Goal of the exercise: Quote the whole listing word for word. Do not include the pictures.

[Collection entries]
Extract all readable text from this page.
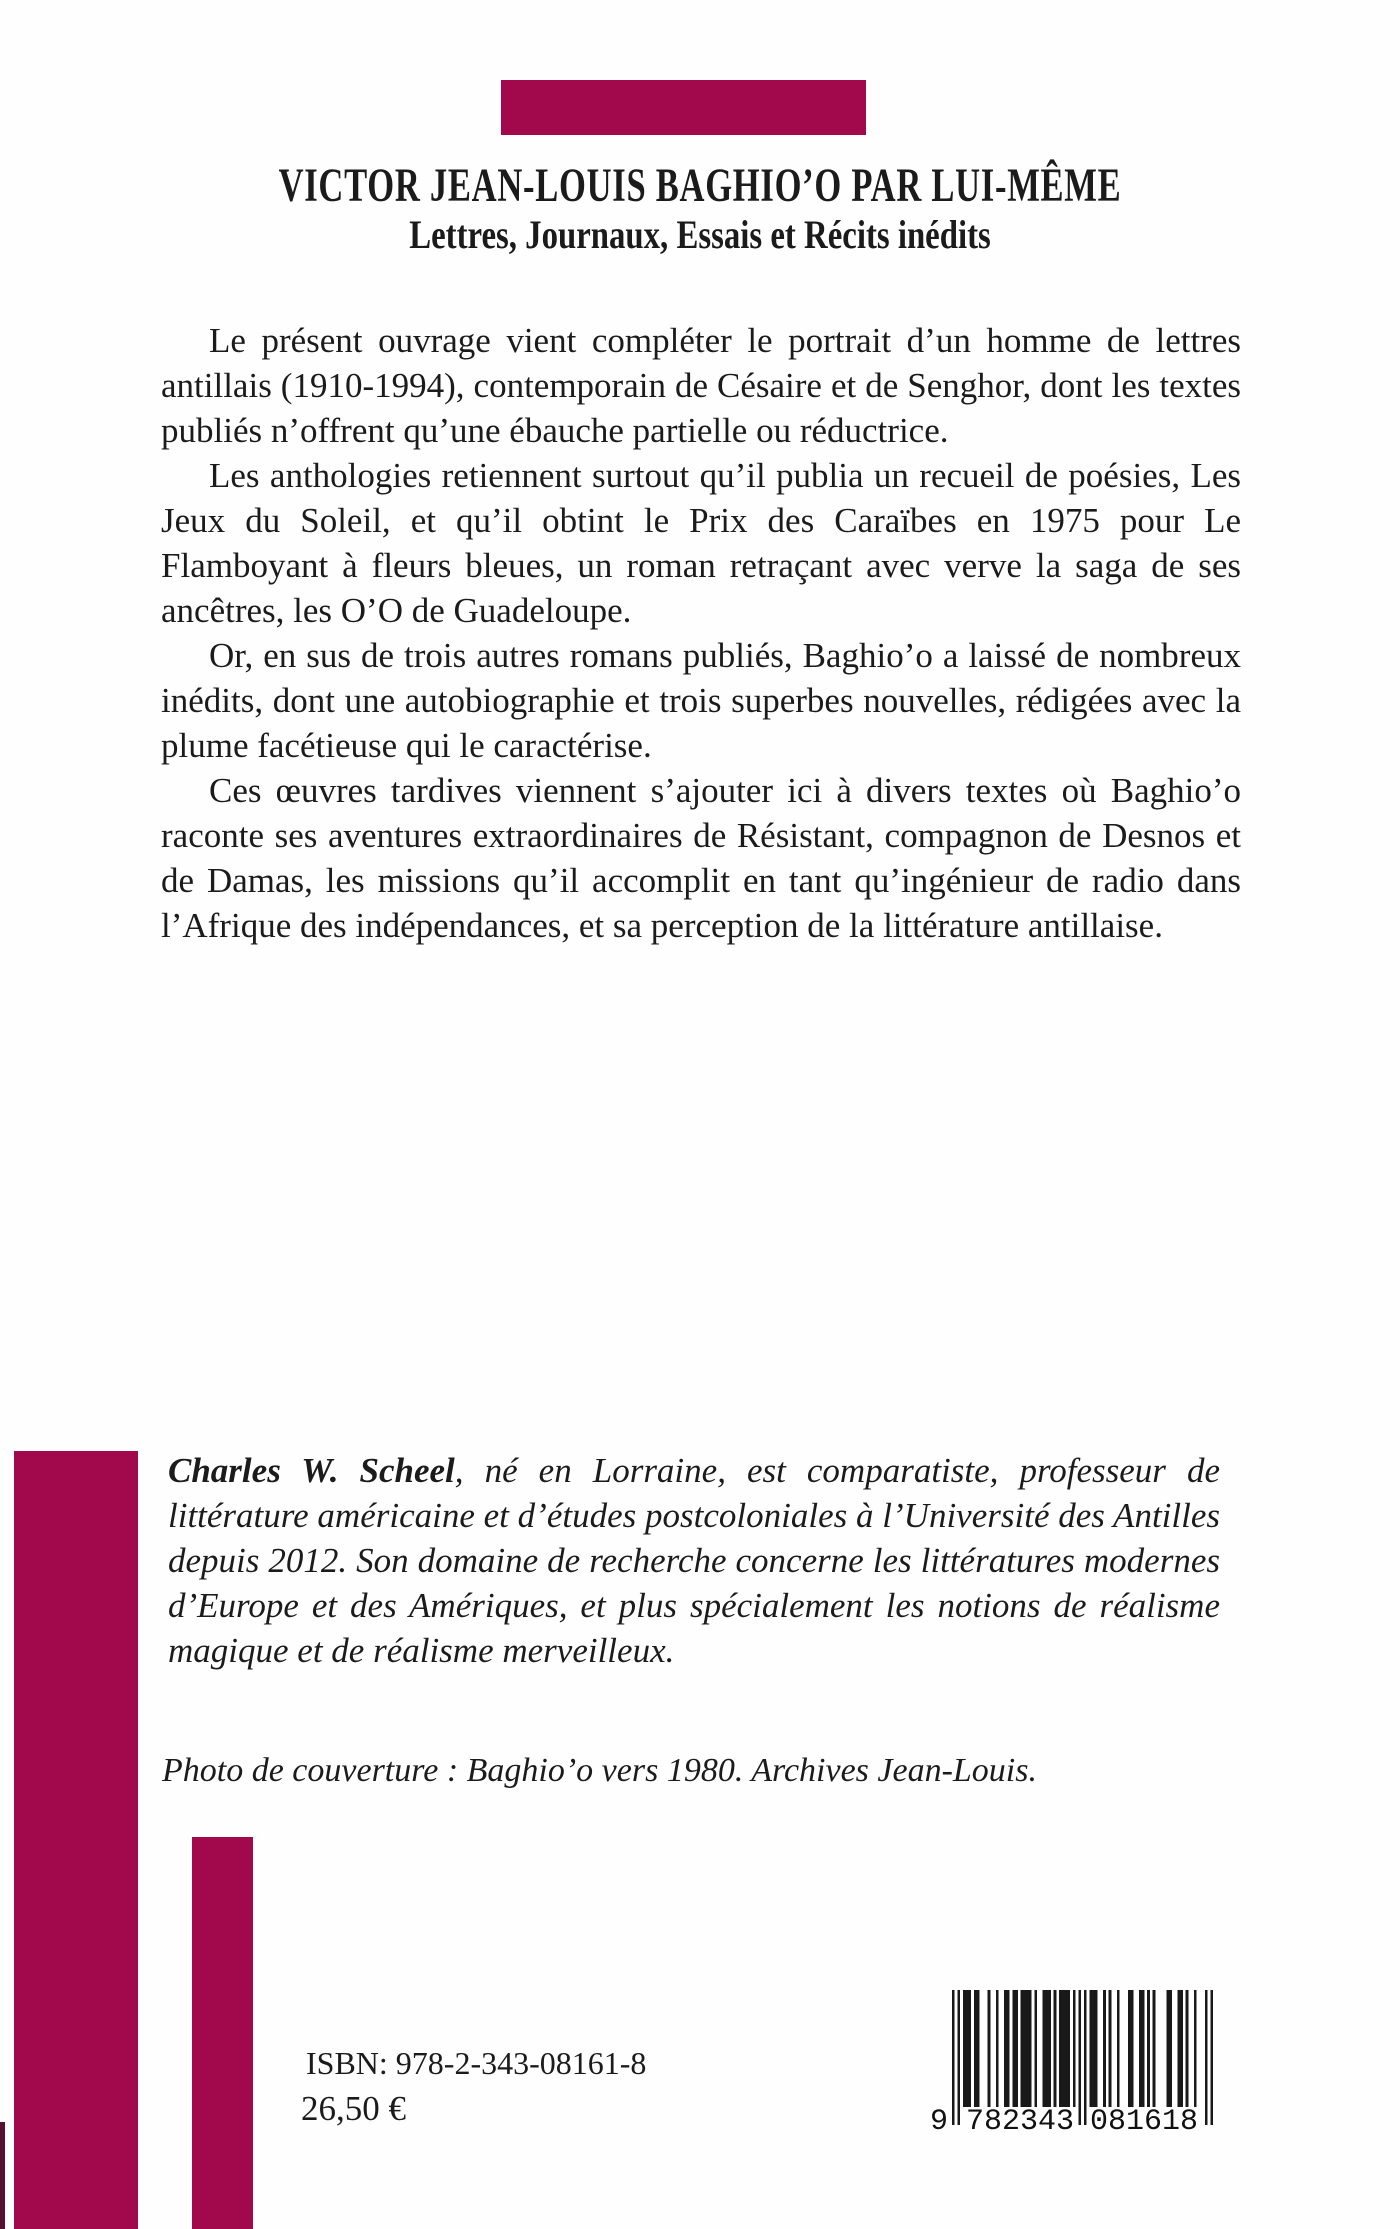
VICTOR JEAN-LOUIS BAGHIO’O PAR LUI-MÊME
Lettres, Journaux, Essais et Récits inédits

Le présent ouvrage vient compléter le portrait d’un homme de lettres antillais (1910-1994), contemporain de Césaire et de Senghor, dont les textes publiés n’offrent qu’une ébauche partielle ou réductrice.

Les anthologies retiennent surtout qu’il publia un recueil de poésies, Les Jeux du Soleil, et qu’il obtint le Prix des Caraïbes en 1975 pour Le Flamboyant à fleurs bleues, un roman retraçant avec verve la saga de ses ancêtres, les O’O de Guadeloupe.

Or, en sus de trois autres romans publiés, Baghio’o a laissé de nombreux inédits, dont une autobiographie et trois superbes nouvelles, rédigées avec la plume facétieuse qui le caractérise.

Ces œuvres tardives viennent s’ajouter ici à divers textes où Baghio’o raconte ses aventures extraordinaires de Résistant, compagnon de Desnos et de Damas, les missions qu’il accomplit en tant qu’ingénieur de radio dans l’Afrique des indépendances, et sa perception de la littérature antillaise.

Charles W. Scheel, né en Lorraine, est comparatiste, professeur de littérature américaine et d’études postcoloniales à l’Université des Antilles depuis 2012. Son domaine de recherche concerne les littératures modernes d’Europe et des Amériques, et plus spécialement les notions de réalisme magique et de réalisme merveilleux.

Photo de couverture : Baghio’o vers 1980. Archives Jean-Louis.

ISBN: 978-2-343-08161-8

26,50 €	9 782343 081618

Reply to the task:
Extract all readable text from this page.
VICTOR JEAN-LOUIS BAGHIO’O PAR LUI-MÊME
Lettres, Journaux, Essais et Récits inédits

Le présent ouvrage vient compléter le portrait d’un homme de lettres antillais (1910-1994), contemporain de Césaire et de Senghor, dont les textes publiés n’offrent qu’une ébauche partielle ou réductrice.

Les anthologies retiennent surtout qu’il publia un recueil de poésies, Les Jeux du Soleil, et qu’il obtint le Prix des Caraïbes en 1975 pour Le Flamboyant à fleurs bleues, un roman retraçant avec verve la saga de ses ancêtres, les O’O de Guadeloupe.

Or, en sus de trois autres romans publiés, Baghio’o a laissé de nombreux inédits, dont une autobiographie et trois superbes nouvelles, rédigées avec la plume facétieuse qui le caractérise.

Ces œuvres tardives viennent s’ajouter ici à divers textes où Baghio’o raconte ses aventures extraordinaires de Résistant, compagnon de Desnos et de Damas, les missions qu’il accomplit en tant qu’ingénieur de radio dans l’Afrique des indépendances, et sa perception de la littérature antillaise.

Charles W. Scheel, né en Lorraine, est comparatiste, professeur de littérature américaine et d’études postcoloniales à l’Université des Antilles depuis 2012. Son domaine de recherche concerne les littératures modernes d’Europe et des Amériques, et plus spécialement les notions de réalisme magique et de réalisme merveilleux.

Photo de couverture : Baghio’o vers 1980. Archives Jean-Louis.

ISBN: 978-2-343-08161-8

26,50 €	9 782343 081618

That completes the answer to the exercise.